What to produce: Show all lines holding the string "Workflow".

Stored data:

[BEGIN]

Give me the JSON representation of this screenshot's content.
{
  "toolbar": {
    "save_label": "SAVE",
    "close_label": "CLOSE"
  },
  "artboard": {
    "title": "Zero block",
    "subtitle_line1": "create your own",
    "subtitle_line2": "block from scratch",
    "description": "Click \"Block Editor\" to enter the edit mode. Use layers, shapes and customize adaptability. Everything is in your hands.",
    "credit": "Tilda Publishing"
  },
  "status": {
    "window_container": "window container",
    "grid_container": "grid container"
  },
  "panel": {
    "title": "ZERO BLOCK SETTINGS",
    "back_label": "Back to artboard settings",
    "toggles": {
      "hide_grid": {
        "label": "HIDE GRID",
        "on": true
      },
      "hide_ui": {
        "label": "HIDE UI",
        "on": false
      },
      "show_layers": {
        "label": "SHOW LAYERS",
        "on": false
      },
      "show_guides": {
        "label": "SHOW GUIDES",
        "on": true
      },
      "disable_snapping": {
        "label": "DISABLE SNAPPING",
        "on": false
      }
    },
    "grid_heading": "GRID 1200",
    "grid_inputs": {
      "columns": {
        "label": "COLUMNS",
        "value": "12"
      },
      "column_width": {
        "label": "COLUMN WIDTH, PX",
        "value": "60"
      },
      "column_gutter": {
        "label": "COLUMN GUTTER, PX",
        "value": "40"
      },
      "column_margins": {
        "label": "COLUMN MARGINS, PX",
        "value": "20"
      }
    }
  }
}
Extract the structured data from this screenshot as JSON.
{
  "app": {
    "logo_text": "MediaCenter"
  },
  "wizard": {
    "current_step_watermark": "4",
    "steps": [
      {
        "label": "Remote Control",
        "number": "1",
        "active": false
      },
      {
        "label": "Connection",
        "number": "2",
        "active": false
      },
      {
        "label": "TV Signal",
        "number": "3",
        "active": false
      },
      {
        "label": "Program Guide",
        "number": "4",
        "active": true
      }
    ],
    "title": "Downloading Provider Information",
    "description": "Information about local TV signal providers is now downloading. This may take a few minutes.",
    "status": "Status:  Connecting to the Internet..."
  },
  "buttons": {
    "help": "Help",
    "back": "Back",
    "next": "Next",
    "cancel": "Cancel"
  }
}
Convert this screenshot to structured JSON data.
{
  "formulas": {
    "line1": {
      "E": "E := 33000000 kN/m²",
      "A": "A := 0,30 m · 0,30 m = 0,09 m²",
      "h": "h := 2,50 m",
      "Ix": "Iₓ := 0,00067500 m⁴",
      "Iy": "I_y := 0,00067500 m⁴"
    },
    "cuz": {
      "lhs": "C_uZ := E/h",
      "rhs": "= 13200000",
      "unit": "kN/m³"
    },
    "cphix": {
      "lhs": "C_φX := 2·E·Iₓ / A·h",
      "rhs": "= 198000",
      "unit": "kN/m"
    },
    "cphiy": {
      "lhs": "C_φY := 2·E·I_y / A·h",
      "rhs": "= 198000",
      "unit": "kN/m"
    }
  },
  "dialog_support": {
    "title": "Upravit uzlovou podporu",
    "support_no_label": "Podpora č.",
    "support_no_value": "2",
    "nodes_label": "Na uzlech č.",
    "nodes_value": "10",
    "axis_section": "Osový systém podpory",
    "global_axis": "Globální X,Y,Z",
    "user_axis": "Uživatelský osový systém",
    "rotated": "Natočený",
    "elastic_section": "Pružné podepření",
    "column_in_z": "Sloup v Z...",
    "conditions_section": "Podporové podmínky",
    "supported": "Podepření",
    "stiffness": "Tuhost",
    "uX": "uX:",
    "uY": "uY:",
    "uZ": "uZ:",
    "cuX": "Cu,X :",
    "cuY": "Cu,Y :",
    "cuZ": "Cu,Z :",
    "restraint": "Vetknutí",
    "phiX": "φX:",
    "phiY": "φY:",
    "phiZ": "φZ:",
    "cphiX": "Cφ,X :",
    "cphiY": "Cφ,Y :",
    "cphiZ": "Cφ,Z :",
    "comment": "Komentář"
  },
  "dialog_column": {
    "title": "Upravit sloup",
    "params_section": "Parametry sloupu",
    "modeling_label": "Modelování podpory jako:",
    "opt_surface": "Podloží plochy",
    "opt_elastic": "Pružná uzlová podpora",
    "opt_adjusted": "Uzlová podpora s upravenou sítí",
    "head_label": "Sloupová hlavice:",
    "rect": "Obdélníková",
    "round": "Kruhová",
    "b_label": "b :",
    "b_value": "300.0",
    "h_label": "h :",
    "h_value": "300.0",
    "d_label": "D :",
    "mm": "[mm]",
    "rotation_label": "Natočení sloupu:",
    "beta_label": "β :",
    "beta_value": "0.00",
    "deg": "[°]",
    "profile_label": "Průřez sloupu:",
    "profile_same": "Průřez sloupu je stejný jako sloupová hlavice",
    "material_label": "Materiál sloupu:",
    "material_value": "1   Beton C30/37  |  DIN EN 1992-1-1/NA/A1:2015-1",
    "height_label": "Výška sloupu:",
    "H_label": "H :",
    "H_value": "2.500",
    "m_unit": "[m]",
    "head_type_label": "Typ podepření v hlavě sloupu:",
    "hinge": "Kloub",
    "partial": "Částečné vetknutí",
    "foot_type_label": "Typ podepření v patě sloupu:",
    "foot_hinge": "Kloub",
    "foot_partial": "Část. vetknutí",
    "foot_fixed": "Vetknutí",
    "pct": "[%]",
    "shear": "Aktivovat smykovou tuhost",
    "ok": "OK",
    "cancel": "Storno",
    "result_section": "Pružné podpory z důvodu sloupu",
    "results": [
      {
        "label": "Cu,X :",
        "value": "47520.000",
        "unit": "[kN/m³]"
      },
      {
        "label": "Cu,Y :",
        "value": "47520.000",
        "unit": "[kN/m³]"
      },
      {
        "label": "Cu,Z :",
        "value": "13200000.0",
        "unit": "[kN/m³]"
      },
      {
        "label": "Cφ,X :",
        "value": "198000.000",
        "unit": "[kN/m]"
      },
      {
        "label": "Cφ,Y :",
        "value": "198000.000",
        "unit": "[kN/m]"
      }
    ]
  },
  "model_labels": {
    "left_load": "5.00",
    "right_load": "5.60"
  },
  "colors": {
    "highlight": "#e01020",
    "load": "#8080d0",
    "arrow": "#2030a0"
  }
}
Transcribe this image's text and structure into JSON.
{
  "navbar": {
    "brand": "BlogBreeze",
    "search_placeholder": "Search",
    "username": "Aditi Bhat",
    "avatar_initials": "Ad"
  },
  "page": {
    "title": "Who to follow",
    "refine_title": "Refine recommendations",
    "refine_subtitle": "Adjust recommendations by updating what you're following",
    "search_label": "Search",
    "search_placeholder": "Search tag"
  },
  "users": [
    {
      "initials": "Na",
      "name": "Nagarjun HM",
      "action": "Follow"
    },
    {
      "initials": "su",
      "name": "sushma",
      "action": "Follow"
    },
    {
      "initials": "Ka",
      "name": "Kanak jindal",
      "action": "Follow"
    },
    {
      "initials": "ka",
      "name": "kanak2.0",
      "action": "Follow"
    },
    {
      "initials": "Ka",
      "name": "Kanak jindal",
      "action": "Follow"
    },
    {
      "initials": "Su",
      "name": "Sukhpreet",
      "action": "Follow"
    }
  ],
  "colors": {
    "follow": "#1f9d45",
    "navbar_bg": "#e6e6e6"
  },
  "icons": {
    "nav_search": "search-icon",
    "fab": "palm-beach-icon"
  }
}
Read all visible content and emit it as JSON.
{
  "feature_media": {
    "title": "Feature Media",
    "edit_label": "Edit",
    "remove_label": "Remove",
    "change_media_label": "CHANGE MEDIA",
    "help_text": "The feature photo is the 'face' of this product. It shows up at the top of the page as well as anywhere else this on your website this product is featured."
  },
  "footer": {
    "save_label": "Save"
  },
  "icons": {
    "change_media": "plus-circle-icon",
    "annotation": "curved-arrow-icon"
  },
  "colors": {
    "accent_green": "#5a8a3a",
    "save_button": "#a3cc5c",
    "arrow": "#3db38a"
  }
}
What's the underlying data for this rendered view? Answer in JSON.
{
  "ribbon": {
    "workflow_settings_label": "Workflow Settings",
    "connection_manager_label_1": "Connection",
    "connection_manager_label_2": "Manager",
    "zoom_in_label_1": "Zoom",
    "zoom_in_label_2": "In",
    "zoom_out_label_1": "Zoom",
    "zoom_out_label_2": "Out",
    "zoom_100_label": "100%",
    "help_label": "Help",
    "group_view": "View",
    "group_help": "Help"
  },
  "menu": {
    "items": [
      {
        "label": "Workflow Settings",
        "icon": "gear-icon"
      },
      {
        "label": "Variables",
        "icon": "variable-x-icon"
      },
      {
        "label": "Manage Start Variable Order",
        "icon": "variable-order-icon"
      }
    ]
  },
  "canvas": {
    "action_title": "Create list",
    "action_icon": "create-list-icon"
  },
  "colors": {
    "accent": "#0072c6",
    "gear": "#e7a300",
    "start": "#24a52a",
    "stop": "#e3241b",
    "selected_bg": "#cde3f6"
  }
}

[END]

Task result:
    "workflow_settings_label": "Workflow Settings",
        "label": "Workflow Settings",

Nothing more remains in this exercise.